* **DOCUMENT SECTION**

· · ·

Throughput - A Corda story

I recently rolled off a project focusing on the performance of Corda for a particular use-case. The result of this project lead to us processing 115 million requests within a single day over a network of over 170 nodes. Furthermore, Corda was able to handle 6300 requests per second confirming that the highest requirement of the network was met. This is by far the largest Corda network that has been deployed and the highest throughput achieved to date. Proving that Corda can deliver in a very demanding environment.

The study was conducted by Accenture for DTCC, which also looked into another DLT platform, Digital Asset. Further information can be found in the press release.

DTCC Announces Study Results Demonstrating that DLT Can Support Trading Volumes in the US Equity… Groundbreaking study proves DLT can process more than 100 million trades per day New York/London/Hong…www.dtcc.com

In this post, I will use the experience I gained on this project to describe how you can also get the best out of Corda. I expect that there will be similar projects to what we did for DTCC coming up in the near future and I hope that the information here will help point other developers in the right direction.

So how did it go? Well, it wasn’t without its difficulties. But, I think we did well. More precisely, we proved that Corda can hit a high throughput if the network is thoughtfully architected and your CorDapps are well designed. Yes, I know that I’m basically saying if you do everything right then it will go well. It really is that important. As we tweaked our CorDapps throughout the project we found avenues to greatly improve the application’s performance. Making these changes allowed us to move closer and closer to the targets we were aiming for. But, none of this would have mattered if we had not architected our network in a particular way.

Corda Enterprise is needed to achieve the highest possible performance

This is the simplest way to increase your performance by a factor of 10 or by however many cores your machine has. Among other things, Corda Enterprise allows the number of Flow workers running within the node to increase from 1 to many. This affects the number of Flows that can run asynchronously within the node. But, this does not change the performance of individual Flows which run at the same speed on each version. Realistically, without Enterprise you will never achieve extremely high performance targets.

· · ·

* **INFORMATION SUPPLIED**
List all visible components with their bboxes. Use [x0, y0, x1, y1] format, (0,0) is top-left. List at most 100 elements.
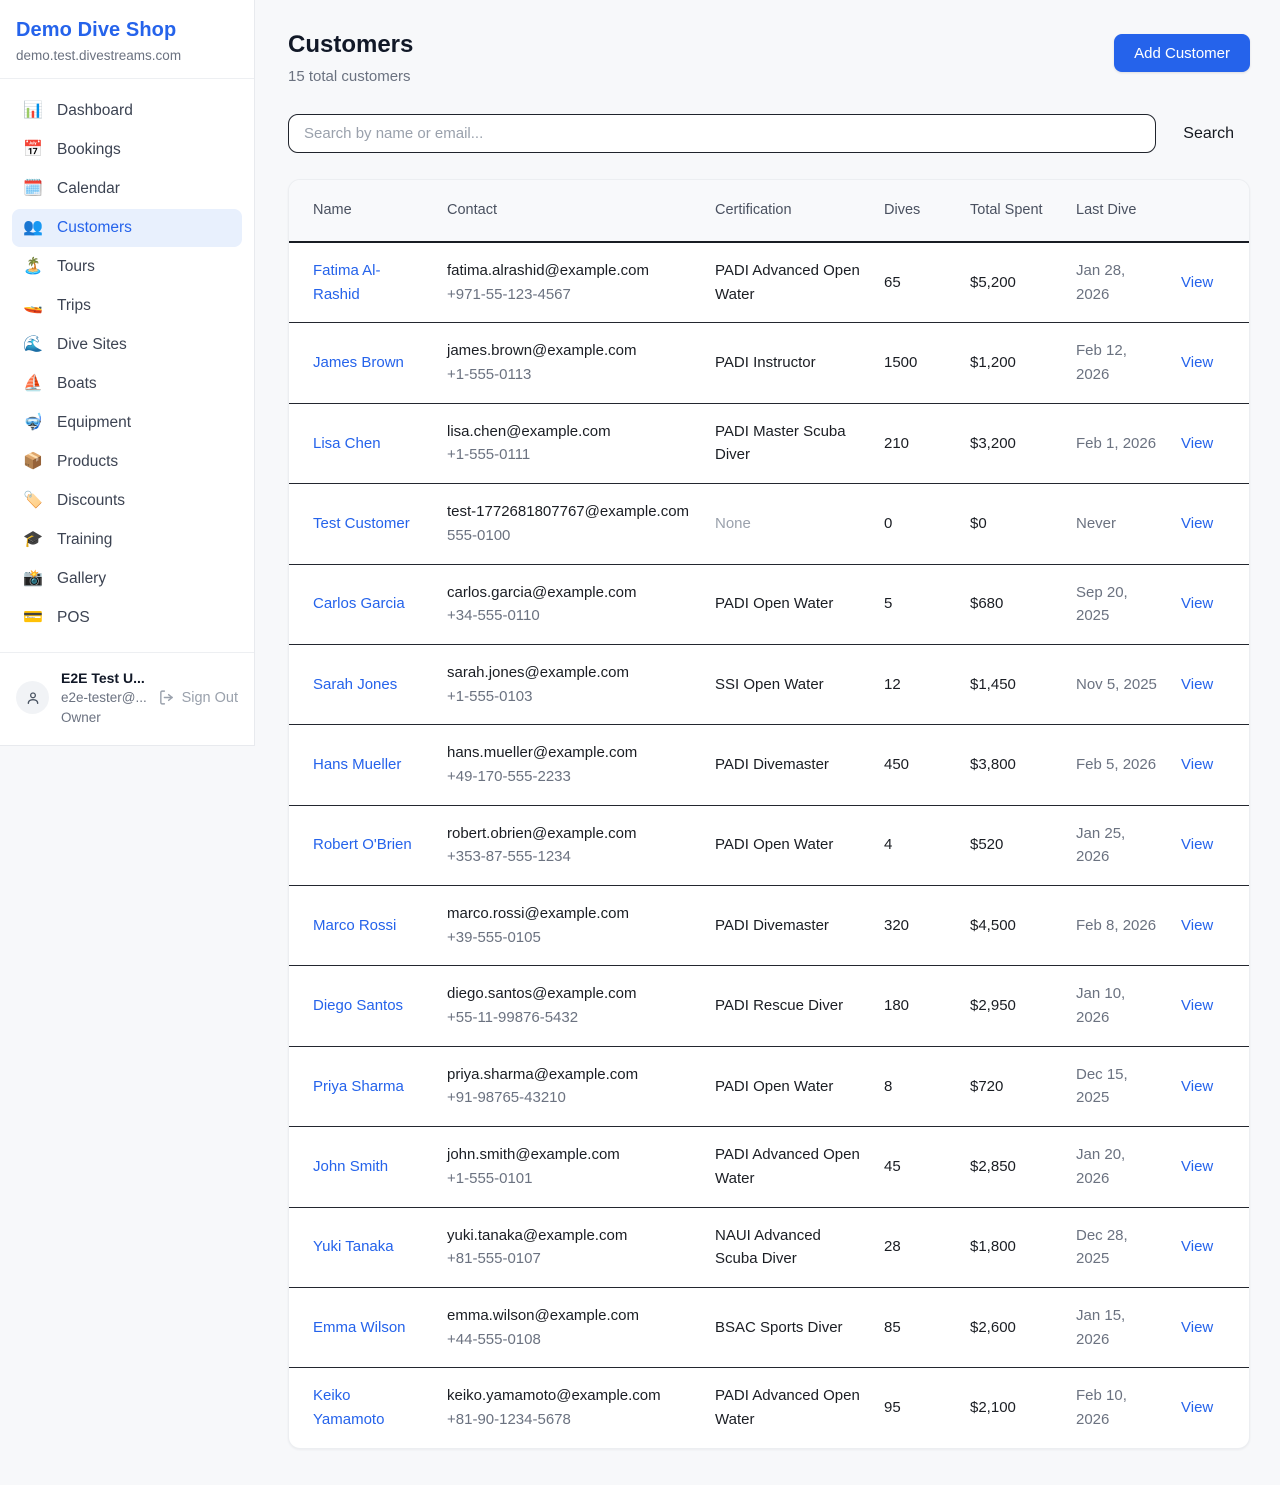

· · ·

* **SET TASK**
Can you reproduce, word for word, the stretch of the Corda throughput post from "In this post, I" through "the right direction."?

* **RESULT FOR THIS EXERCISE**
In this post, I will use the experience I gained on this project to describe how you can also get the best out of Corda. I expect that there will be similar projects to what we did for DTCC coming up in the near future and I hope that the information here will help point other developers in the right direction.